→ **Given request**
Each line containing the word "this" needs to be copied.

→ **Provided data**
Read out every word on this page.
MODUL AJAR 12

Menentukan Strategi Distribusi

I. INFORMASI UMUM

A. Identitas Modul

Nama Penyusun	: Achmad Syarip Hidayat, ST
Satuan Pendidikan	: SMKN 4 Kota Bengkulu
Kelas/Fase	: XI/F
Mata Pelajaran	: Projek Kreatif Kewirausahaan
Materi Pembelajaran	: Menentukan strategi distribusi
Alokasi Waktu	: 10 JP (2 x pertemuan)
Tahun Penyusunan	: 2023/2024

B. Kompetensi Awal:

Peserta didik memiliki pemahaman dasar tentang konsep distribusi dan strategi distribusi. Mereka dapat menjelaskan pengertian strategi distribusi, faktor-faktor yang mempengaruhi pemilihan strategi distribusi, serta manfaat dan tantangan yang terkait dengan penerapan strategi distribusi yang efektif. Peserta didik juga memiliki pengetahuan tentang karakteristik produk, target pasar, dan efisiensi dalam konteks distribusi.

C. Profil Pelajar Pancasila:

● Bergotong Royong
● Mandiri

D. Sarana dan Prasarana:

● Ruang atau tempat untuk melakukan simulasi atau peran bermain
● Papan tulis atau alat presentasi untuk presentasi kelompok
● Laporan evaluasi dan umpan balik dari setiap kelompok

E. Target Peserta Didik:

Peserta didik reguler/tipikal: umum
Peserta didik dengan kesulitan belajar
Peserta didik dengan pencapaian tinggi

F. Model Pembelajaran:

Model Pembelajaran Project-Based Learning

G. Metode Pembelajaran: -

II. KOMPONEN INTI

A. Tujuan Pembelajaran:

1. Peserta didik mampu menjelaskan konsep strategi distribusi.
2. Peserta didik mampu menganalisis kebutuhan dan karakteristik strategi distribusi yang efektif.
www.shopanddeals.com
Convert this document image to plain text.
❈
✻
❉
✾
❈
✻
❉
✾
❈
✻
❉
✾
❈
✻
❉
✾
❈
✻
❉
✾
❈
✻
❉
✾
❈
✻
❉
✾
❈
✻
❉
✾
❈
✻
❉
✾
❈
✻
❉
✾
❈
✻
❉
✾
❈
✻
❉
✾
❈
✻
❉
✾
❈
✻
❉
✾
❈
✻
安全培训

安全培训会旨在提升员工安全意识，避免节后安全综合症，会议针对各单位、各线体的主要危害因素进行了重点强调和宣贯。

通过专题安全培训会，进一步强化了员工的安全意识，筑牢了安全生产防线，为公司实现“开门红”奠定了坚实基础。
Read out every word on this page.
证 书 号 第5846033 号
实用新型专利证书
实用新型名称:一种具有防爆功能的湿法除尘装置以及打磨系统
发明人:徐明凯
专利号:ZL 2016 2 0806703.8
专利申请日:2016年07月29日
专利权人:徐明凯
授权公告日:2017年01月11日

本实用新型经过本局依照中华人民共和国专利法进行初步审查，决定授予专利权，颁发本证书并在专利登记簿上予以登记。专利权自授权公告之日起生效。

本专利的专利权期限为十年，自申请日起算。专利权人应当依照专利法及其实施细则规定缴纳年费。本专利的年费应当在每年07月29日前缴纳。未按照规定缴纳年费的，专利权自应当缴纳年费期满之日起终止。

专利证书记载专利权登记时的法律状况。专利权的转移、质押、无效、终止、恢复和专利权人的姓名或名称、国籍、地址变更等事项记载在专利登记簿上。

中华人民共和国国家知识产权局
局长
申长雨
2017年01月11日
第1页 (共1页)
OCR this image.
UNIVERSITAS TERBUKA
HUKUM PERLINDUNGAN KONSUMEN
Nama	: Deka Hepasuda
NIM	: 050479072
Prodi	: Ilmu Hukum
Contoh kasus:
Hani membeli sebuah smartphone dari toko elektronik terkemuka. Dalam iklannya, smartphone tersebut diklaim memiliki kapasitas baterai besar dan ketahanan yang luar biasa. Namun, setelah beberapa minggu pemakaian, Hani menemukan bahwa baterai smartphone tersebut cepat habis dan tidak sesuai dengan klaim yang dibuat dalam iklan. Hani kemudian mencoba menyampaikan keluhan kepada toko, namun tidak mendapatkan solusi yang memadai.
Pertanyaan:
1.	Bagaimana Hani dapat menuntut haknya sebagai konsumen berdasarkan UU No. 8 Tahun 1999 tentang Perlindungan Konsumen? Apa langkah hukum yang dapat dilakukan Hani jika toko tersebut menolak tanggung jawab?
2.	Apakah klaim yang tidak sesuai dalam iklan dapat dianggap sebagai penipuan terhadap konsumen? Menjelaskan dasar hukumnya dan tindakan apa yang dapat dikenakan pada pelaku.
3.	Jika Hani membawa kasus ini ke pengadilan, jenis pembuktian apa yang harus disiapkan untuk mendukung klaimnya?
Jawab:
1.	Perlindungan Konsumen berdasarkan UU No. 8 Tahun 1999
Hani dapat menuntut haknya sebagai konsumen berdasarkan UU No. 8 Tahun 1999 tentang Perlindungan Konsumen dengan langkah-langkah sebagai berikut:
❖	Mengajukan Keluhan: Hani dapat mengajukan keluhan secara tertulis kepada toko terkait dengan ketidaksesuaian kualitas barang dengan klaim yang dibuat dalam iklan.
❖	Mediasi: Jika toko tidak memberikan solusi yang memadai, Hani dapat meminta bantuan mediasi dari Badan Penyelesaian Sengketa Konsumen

→ **Exercise result**
Read out every word on this page.
Convert this document image to plain text.
Read out every word on this page.
OCR this image.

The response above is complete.